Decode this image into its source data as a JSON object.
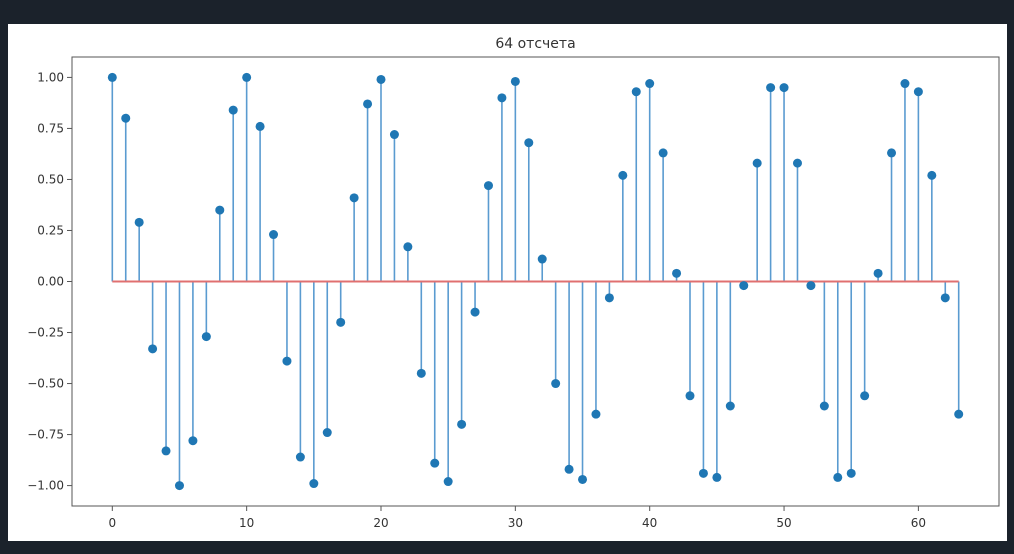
{
  "chart_data": {
    "type": "stem",
    "title": "64 отсчета",
    "xlabel": "",
    "ylabel": "",
    "xlim": [
      -3,
      66
    ],
    "ylim": [
      -1.1,
      1.1
    ],
    "x_ticks": [
      0,
      10,
      20,
      30,
      40,
      50,
      60
    ],
    "x_tick_labels": [
      "0",
      "10",
      "20",
      "30",
      "40",
      "50",
      "60"
    ],
    "y_ticks": [
      1.0,
      0.75,
      0.5,
      0.25,
      0.0,
      -0.25,
      -0.5,
      -0.75,
      -1.0
    ],
    "y_tick_labels": [
      "1.00",
      "0.75",
      "0.50",
      "0.25",
      "0.00",
      "−0.25",
      "−0.50",
      "−0.75",
      "−1.00"
    ],
    "grid": false,
    "colors": {
      "stem": "#5a9bd0",
      "marker": "#1f77b4",
      "baseline": "#e07070"
    },
    "series": [
      {
        "x": [
          0,
          1,
          2,
          3,
          4,
          5,
          6,
          7,
          8,
          9,
          10,
          11,
          12,
          13,
          14,
          15,
          16,
          17,
          18,
          19,
          20,
          21,
          22,
          23,
          24,
          25,
          26,
          27,
          28,
          29,
          30,
          31,
          32,
          33,
          34,
          35,
          36,
          37,
          38,
          39,
          40,
          41,
          42,
          43,
          44,
          45,
          46,
          47,
          48,
          49,
          50,
          51,
          52,
          53,
          54,
          55,
          56,
          57,
          58,
          59,
          60,
          61,
          62,
          63
        ],
        "values": [
          1.0,
          0.8,
          0.29,
          -0.33,
          -0.83,
          -1.0,
          -0.78,
          -0.27,
          0.35,
          0.84,
          1.0,
          0.76,
          0.23,
          -0.39,
          -0.86,
          -0.99,
          -0.74,
          -0.2,
          0.41,
          0.87,
          0.99,
          0.72,
          0.17,
          -0.45,
          -0.89,
          -0.98,
          -0.7,
          -0.15,
          0.47,
          0.9,
          0.98,
          0.68,
          0.11,
          -0.5,
          -0.92,
          -0.97,
          -0.65,
          -0.08,
          0.52,
          0.93,
          0.97,
          0.63,
          0.04,
          -0.56,
          -0.94,
          -0.96,
          -0.61,
          -0.02,
          0.58,
          0.95,
          0.95,
          0.58,
          -0.02,
          -0.61,
          -0.96,
          -0.94,
          -0.56,
          0.04,
          0.63,
          0.97,
          0.93,
          0.52,
          -0.08,
          -0.65
        ]
      }
    ]
  }
}
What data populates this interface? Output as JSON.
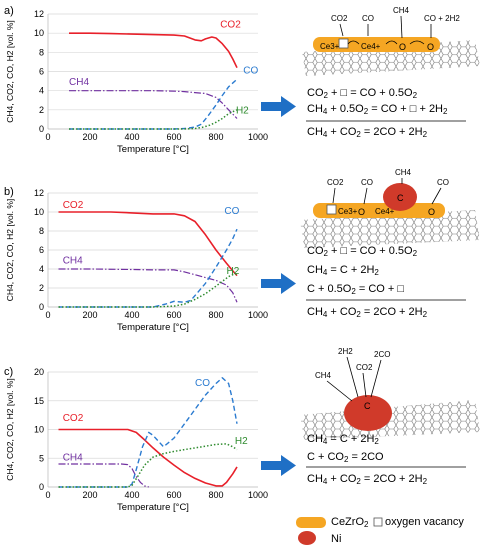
{
  "panels": [
    {
      "label": "a)",
      "equations": [
        "CO2 + □ = CO + 0.5O2",
        "CH4 + 0.5O2 = CO + □ + 2H2"
      ],
      "overall": "CH4 + CO2 = 2CO + 2H2",
      "scheme_labels": [
        "CO2",
        "CO",
        "CH4",
        "CO + 2H2",
        "Ce3+",
        "Ce4+"
      ]
    },
    {
      "label": "b)",
      "equations": [
        "CO2 + □ = CO + 0.5O2",
        "CH4 = C + 2H2",
        "C + 0.5O2 = CO + □"
      ],
      "overall": "CH4 + CO2 = 2CO + 2H2",
      "scheme_labels": [
        "CO2",
        "CO",
        "CH4",
        "CO",
        "C",
        "Ce3+",
        "Ce4+"
      ]
    },
    {
      "label": "c)",
      "equations": [
        "CH4 = C + 2H2",
        "C + CO2 = 2CO"
      ],
      "overall": "CH4 + CO2 = 2CO + 2H2",
      "scheme_labels": [
        "2H2",
        "CO2",
        "2CO",
        "CH4",
        "C"
      ]
    }
  ],
  "legend": {
    "cezro2": "CeZrO2",
    "vacancy": "oxygen vacancy",
    "ni": "Ni"
  },
  "colors": {
    "CO2": "#e8202a",
    "CO": "#2b7bd0",
    "CH4": "#7030a0",
    "H2": "#2e8b2e",
    "arrow": "#1f6fc5",
    "support": "#f5a623",
    "ni": "#d03a2a"
  },
  "chart_data": [
    {
      "type": "line",
      "xlabel": "Temperature [°C]",
      "ylabel": "CH4, CO2, CO, H2 [vol. %]",
      "xlim": [
        0,
        1000
      ],
      "ylim": [
        0,
        12
      ],
      "xticks": [
        0,
        200,
        400,
        600,
        800,
        1000
      ],
      "yticks": [
        0,
        2,
        4,
        6,
        8,
        10,
        12
      ],
      "series_labels": {
        "CO2": "CO2",
        "CH4": "CH4",
        "CO": "CO",
        "H2": "H2"
      },
      "series": [
        {
          "name": "CO2",
          "x": [
            100,
            200,
            300,
            400,
            500,
            600,
            650,
            700,
            730,
            750,
            780,
            800,
            830,
            860,
            880,
            900
          ],
          "y": [
            10,
            10,
            9.95,
            9.9,
            9.85,
            9.8,
            9.7,
            9.3,
            9.2,
            9.4,
            9.6,
            9.5,
            8.9,
            8.1,
            7.3,
            6.4
          ]
        },
        {
          "name": "CH4",
          "x": [
            100,
            200,
            300,
            400,
            500,
            600,
            650,
            700,
            750,
            800,
            830,
            860,
            900
          ],
          "y": [
            4,
            4,
            4,
            4,
            4,
            3.95,
            3.9,
            3.8,
            3.7,
            3.3,
            2.7,
            2,
            1.1
          ]
        },
        {
          "name": "CO",
          "x": [
            100,
            300,
            500,
            600,
            650,
            700,
            730,
            760,
            800,
            830,
            860,
            900
          ],
          "y": [
            0,
            0,
            0,
            0,
            0.05,
            0.2,
            0.5,
            1.3,
            2.5,
            3.5,
            4.4,
            5.2
          ]
        },
        {
          "name": "H2",
          "x": [
            100,
            300,
            500,
            600,
            650,
            700,
            740,
            770,
            800,
            830,
            860,
            900
          ],
          "y": [
            0,
            0,
            0,
            0,
            0,
            0.05,
            0.2,
            0.4,
            0.7,
            1.1,
            1.6,
            2
          ]
        }
      ]
    },
    {
      "type": "line",
      "xlabel": "Temperature [°C]",
      "ylabel": "CH4, CO2, CO, H2 [vol. %]",
      "xlim": [
        0,
        1000
      ],
      "ylim": [
        0,
        12
      ],
      "xticks": [
        0,
        200,
        400,
        600,
        800,
        1000
      ],
      "yticks": [
        0,
        2,
        4,
        6,
        8,
        10,
        12
      ],
      "series_labels": {
        "CO2": "CO2",
        "CH4": "CH4",
        "CO": "CO",
        "H2": "H2"
      },
      "series": [
        {
          "name": "CO2",
          "x": [
            50,
            100,
            200,
            300,
            400,
            500,
            600,
            650,
            700,
            750,
            800,
            850,
            880,
            900
          ],
          "y": [
            10,
            10,
            10,
            10,
            9.9,
            9.8,
            9.8,
            9.6,
            9,
            7.6,
            6,
            4.6,
            3.8,
            3.3
          ]
        },
        {
          "name": "CH4",
          "x": [
            50,
            200,
            400,
            500,
            600,
            650,
            700,
            750,
            800,
            850,
            880,
            900
          ],
          "y": [
            4,
            4,
            3.95,
            3.9,
            3.9,
            3.7,
            3.4,
            3.1,
            2.8,
            2.3,
            1.5,
            0.5
          ]
        },
        {
          "name": "CO",
          "x": [
            50,
            300,
            500,
            560,
            600,
            650,
            680,
            700,
            750,
            800,
            850,
            880,
            900
          ],
          "y": [
            0,
            0,
            0,
            0.3,
            0.6,
            0.5,
            0.7,
            1.2,
            2.5,
            4.2,
            6,
            7.2,
            8.2
          ]
        },
        {
          "name": "H2",
          "x": [
            50,
            300,
            500,
            600,
            650,
            700,
            750,
            800,
            830,
            860,
            880,
            900
          ],
          "y": [
            0,
            0,
            0,
            0.1,
            0.3,
            0.8,
            1.4,
            2.2,
            2.7,
            3.2,
            3.4,
            3.5
          ]
        }
      ]
    },
    {
      "type": "line",
      "xlabel": "Temperature [°C]",
      "ylabel": "CH4, CO2, CO, H2 [vol. %]",
      "xlim": [
        0,
        1000
      ],
      "ylim": [
        0,
        20
      ],
      "xticks": [
        0,
        200,
        400,
        600,
        800,
        1000
      ],
      "yticks": [
        0,
        5,
        10,
        15,
        20
      ],
      "series_labels": {
        "CO2": "CO2",
        "CH4": "CH4",
        "CO": "CO",
        "H2": "H2"
      },
      "series": [
        {
          "name": "CO2",
          "x": [
            50,
            100,
            200,
            300,
            380,
            420,
            460,
            500,
            550,
            600,
            650,
            700,
            750,
            800,
            830,
            850,
            880,
            900
          ],
          "y": [
            10,
            10,
            10,
            10,
            10,
            9.5,
            8.2,
            6.8,
            5.2,
            3.8,
            2.5,
            1.5,
            0.7,
            0.2,
            0.2,
            0.8,
            2.3,
            3.5
          ]
        },
        {
          "name": "CH4",
          "x": [
            50,
            200,
            350,
            380,
            400,
            420,
            440,
            460,
            480
          ],
          "y": [
            4,
            4,
            4,
            3.9,
            3.2,
            1.8,
            0.8,
            0.2,
            0
          ]
        },
        {
          "name": "CO",
          "x": [
            50,
            300,
            380,
            400,
            420,
            450,
            480,
            500,
            550,
            600,
            650,
            700,
            750,
            800,
            830,
            860,
            880,
            900
          ],
          "y": [
            0,
            0,
            0,
            0.5,
            3,
            7,
            9.5,
            9,
            7,
            8.5,
            11,
            13.5,
            16,
            18,
            19,
            18,
            15,
            11
          ]
        },
        {
          "name": "H2",
          "x": [
            50,
            300,
            380,
            400,
            430,
            460,
            500,
            550,
            600,
            650,
            700,
            750,
            800,
            850,
            880,
            900
          ],
          "y": [
            0,
            0,
            0,
            0.3,
            2,
            3.8,
            5.2,
            5.8,
            6.2,
            6.5,
            6.8,
            7.1,
            7.4,
            7.5,
            7,
            6.5
          ]
        }
      ]
    }
  ]
}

§ GIVEN REQUEST
Read the data above and pull out each line that holds the string "this".

§ TASK SOLUTION
Decode this image into its source data as a JSON object.
What data populates this interface? Output as JSON.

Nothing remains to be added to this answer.